* [Required work]: Write out each line exactly as it stands, please.

[Extracted records]
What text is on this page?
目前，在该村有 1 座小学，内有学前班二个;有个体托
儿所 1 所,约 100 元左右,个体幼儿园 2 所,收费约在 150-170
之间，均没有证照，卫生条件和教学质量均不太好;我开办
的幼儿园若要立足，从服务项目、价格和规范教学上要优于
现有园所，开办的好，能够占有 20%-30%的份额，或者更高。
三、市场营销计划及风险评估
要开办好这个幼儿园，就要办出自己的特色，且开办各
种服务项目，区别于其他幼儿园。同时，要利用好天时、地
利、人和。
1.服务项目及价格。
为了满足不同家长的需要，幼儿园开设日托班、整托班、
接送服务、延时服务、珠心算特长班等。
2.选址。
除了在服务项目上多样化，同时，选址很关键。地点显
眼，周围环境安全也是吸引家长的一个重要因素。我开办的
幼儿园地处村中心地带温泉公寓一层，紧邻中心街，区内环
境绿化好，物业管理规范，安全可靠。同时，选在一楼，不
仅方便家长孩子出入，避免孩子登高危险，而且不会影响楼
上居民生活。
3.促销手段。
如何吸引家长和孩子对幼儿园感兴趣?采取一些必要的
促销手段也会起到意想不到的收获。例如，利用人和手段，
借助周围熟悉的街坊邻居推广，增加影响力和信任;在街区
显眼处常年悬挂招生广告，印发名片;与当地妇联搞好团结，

* [Response]:
What text is on this page?
目前，在该村有 1 座小学，内有学前班二个;有个体托
儿所 1 所,约 100 元左右,个体幼儿园 2 所,收费约在 150-170
之间，均没有证照，卫生条件和教学质量均不太好;我开办
的幼儿园若要立足，从服务项目、价格和规范教学上要优于
现有园所，开办的好，能够占有 20%-30%的份额，或者更高。
三、市场营销计划及风险评估
要开办好这个幼儿园，就要办出自己的特色，且开办各
种服务项目，区别于其他幼儿园。同时，要利用好天时、地
利、人和。
1.服务项目及价格。
为了满足不同家长的需要，幼儿园开设日托班、整托班、
接送服务、延时服务、珠心算特长班等。
2.选址。
除了在服务项目上多样化，同时，选址很关键。地点显
眼，周围环境安全也是吸引家长的一个重要因素。我开办的
幼儿园地处村中心地带温泉公寓一层，紧邻中心街，区内环
境绿化好，物业管理规范，安全可靠。同时，选在一楼，不
仅方便家长孩子出入，避免孩子登高危险，而且不会影响楼
上居民生活。
3.促销手段。
如何吸引家长和孩子对幼儿园感兴趣?采取一些必要的
促销手段也会起到意想不到的收获。例如，利用人和手段，
借助周围熟悉的街坊邻居推广，增加影响力和信任;在街区
显眼处常年悬挂招生广告，印发名片;与当地妇联搞好团结，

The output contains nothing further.